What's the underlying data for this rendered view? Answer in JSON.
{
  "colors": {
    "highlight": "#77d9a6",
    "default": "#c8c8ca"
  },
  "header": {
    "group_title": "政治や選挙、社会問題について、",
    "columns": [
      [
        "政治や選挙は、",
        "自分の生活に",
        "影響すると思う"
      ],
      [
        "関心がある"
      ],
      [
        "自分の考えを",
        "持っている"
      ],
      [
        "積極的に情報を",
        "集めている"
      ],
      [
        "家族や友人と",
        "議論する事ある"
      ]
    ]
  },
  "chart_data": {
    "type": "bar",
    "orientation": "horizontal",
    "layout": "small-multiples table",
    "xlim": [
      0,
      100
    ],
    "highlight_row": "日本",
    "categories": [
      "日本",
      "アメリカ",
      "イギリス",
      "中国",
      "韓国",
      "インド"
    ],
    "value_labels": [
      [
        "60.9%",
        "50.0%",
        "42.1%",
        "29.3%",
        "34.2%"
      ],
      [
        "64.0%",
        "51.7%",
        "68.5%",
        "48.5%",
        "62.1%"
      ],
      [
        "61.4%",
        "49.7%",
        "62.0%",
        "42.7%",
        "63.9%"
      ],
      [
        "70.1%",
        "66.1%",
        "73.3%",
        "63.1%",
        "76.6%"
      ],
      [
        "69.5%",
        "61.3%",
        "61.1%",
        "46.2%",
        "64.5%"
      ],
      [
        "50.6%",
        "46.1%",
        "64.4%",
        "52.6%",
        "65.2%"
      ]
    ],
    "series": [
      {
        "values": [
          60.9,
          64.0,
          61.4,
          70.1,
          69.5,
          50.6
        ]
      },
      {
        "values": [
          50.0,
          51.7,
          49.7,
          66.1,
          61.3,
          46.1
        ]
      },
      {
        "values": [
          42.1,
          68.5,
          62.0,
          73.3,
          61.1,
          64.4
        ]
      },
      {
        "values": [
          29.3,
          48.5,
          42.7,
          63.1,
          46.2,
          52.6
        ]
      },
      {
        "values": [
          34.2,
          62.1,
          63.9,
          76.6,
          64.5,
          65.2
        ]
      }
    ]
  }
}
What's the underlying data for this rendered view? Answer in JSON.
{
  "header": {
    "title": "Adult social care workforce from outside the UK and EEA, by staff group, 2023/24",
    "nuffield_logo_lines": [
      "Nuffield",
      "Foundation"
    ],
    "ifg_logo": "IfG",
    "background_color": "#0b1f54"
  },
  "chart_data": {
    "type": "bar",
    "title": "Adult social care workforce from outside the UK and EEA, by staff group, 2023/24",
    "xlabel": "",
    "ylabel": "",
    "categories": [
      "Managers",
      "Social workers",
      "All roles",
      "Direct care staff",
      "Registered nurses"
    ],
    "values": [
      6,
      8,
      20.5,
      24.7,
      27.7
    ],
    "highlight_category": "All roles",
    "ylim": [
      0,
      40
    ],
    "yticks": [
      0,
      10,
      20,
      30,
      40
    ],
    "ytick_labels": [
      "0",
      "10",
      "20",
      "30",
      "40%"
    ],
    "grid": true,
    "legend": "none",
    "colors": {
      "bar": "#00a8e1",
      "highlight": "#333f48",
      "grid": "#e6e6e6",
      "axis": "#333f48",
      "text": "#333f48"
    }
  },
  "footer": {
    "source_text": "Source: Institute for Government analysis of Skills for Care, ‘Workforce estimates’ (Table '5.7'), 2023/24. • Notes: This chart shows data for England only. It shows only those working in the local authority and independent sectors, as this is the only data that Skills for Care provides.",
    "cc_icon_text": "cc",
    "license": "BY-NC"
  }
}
◇ ◇ ◇ ◇ ◇ ◇ ◇
Problem description: Reproduce the material above exactly; please quote every line of it.

Output below:
What's the underlying data for this rendered view? Answer in JSON.
{
  "colors": {
    "highlight": "#77d9a6",
    "default": "#c8c8ca"
  },
  "header": {
    "group_title": "政治や選挙、社会問題について、",
    "columns": [
      [
        "政治や選挙は、",
        "自分の生活に",
        "影響すると思う"
      ],
      [
        "関心がある"
      ],
      [
        "自分の考えを",
        "持っている"
      ],
      [
        "積極的に情報を",
        "集めている"
      ],
      [
        "家族や友人と",
        "議論する事ある"
      ]
    ]
  },
  "chart_data": {
    "type": "bar",
    "orientation": "horizontal",
    "layout": "small-multiples table",
    "xlim": [
      0,
      100
    ],
    "highlight_row": "日本",
    "categories": [
      "日本",
      "アメリカ",
      "イギリス",
      "中国",
      "韓国",
      "インド"
    ],
    "value_labels": [
      [
        "60.9%",
        "50.0%",
        "42.1%",
        "29.3%",
        "34.2%"
      ],
      [
        "64.0%",
        "51.7%",
        "68.5%",
        "48.5%",
        "62.1%"
      ],
      [
        "61.4%",
        "49.7%",
        "62.0%",
        "42.7%",
        "63.9%"
      ],
      [
        "70.1%",
        "66.1%",
        "73.3%",
        "63.1%",
        "76.6%"
      ],
      [
        "69.5%",
        "61.3%",
        "61.1%",
        "46.2%",
        "64.5%"
      ],
      [
        "50.6%",
        "46.1%",
        "64.4%",
        "52.6%",
        "65.2%"
      ]
    ],
    "series": [
      {
        "values": [
          60.9,
          64.0,
          61.4,
          70.1,
          69.5,
          50.6
        ]
      },
      {
        "values": [
          50.0,
          51.7,
          49.7,
          66.1,
          61.3,
          46.1
        ]
      },
      {
        "values": [
          42.1,
          68.5,
          62.0,
          73.3,
          61.1,
          64.4
        ]
      },
      {
        "values": [
          29.3,
          48.5,
          42.7,
          63.1,
          46.2,
          52.6
        ]
      },
      {
        "values": [
          34.2,
          62.1,
          63.9,
          76.6,
          64.5,
          65.2
        ]
      }
    ]
  }
}
What's the underlying data for this rendered view? Answer in JSON.
{
  "header": {
    "title": "Adult social care workforce from outside the UK and EEA, by staff group, 2023/24",
    "nuffield_logo_lines": [
      "Nuffield",
      "Foundation"
    ],
    "ifg_logo": "IfG",
    "background_color": "#0b1f54"
  },
  "chart_data": {
    "type": "bar",
    "title": "Adult social care workforce from outside the UK and EEA, by staff group, 2023/24",
    "xlabel": "",
    "ylabel": "",
    "categories": [
      "Managers",
      "Social workers",
      "All roles",
      "Direct care staff",
      "Registered nurses"
    ],
    "values": [
      6,
      8,
      20.5,
      24.7,
      27.7
    ],
    "highlight_category": "All roles",
    "ylim": [
      0,
      40
    ],
    "yticks": [
      0,
      10,
      20,
      30,
      40
    ],
    "ytick_labels": [
      "0",
      "10",
      "20",
      "30",
      "40%"
    ],
    "grid": true,
    "legend": "none",
    "colors": {
      "bar": "#00a8e1",
      "highlight": "#333f48",
      "grid": "#e6e6e6",
      "axis": "#333f48",
      "text": "#333f48"
    }
  },
  "footer": {
    "source_text": "Source: Institute for Government analysis of Skills for Care, ‘Workforce estimates’ (Table '5.7'), 2023/24. • Notes: This chart shows data for England only. It shows only those working in the local authority and independent sectors, as this is the only data that Skills for Care provides.",
    "cc_icon_text": "cc",
    "license": "BY-NC"
  }
}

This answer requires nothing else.